(Figure collection entries)
-- -- --
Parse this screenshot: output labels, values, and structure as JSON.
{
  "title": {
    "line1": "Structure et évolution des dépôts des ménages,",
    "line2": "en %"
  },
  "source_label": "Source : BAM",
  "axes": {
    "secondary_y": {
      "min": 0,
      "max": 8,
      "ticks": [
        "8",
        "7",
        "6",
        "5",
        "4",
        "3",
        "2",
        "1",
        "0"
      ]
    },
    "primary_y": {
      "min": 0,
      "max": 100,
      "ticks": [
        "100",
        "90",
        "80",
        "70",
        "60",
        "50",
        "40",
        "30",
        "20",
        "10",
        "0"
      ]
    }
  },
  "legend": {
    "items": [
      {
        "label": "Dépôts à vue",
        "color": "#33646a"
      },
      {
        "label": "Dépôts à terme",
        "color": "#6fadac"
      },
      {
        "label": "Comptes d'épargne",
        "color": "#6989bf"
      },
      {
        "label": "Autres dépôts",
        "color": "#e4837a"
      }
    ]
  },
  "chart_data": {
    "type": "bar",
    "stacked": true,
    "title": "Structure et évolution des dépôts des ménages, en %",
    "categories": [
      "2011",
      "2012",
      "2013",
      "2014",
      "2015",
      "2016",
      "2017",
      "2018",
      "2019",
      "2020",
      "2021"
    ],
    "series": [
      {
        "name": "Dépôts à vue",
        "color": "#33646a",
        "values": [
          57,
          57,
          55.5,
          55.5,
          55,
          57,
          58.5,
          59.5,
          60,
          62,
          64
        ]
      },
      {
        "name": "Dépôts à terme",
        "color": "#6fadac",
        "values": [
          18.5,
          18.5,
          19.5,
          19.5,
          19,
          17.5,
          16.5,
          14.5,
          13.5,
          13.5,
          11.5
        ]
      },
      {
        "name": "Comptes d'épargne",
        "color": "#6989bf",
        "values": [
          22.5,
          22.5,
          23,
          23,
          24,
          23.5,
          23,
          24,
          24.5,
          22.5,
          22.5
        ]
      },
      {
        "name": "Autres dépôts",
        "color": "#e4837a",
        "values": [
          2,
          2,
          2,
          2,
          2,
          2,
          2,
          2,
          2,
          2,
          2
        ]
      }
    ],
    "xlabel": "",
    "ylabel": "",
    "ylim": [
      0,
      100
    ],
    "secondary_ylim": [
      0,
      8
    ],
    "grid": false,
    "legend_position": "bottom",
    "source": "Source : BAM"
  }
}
-- -- --
» What you are asked to do: Output every line above without altering anything.

» Output:
Parse this screenshot: output labels, values, and structure as JSON.
{
  "title": {
    "line1": "Structure et évolution des dépôts des ménages,",
    "line2": "en %"
  },
  "source_label": "Source : BAM",
  "axes": {
    "secondary_y": {
      "min": 0,
      "max": 8,
      "ticks": [
        "8",
        "7",
        "6",
        "5",
        "4",
        "3",
        "2",
        "1",
        "0"
      ]
    },
    "primary_y": {
      "min": 0,
      "max": 100,
      "ticks": [
        "100",
        "90",
        "80",
        "70",
        "60",
        "50",
        "40",
        "30",
        "20",
        "10",
        "0"
      ]
    }
  },
  "legend": {
    "items": [
      {
        "label": "Dépôts à vue",
        "color": "#33646a"
      },
      {
        "label": "Dépôts à terme",
        "color": "#6fadac"
      },
      {
        "label": "Comptes d'épargne",
        "color": "#6989bf"
      },
      {
        "label": "Autres dépôts",
        "color": "#e4837a"
      }
    ]
  },
  "chart_data": {
    "type": "bar",
    "stacked": true,
    "title": "Structure et évolution des dépôts des ménages, en %",
    "categories": [
      "2011",
      "2012",
      "2013",
      "2014",
      "2015",
      "2016",
      "2017",
      "2018",
      "2019",
      "2020",
      "2021"
    ],
    "series": [
      {
        "name": "Dépôts à vue",
        "color": "#33646a",
        "values": [
          57,
          57,
          55.5,
          55.5,
          55,
          57,
          58.5,
          59.5,
          60,
          62,
          64
        ]
      },
      {
        "name": "Dépôts à terme",
        "color": "#6fadac",
        "values": [
          18.5,
          18.5,
          19.5,
          19.5,
          19,
          17.5,
          16.5,
          14.5,
          13.5,
          13.5,
          11.5
        ]
      },
      {
        "name": "Comptes d'épargne",
        "color": "#6989bf",
        "values": [
          22.5,
          22.5,
          23,
          23,
          24,
          23.5,
          23,
          24,
          24.5,
          22.5,
          22.5
        ]
      },
      {
        "name": "Autres dépôts",
        "color": "#e4837a",
        "values": [
          2,
          2,
          2,
          2,
          2,
          2,
          2,
          2,
          2,
          2,
          2
        ]
      }
    ],
    "xlabel": "",
    "ylabel": "",
    "ylim": [
      0,
      100
    ],
    "secondary_ylim": [
      0,
      8
    ],
    "grid": false,
    "legend_position": "bottom",
    "source": "Source : BAM"
  }
}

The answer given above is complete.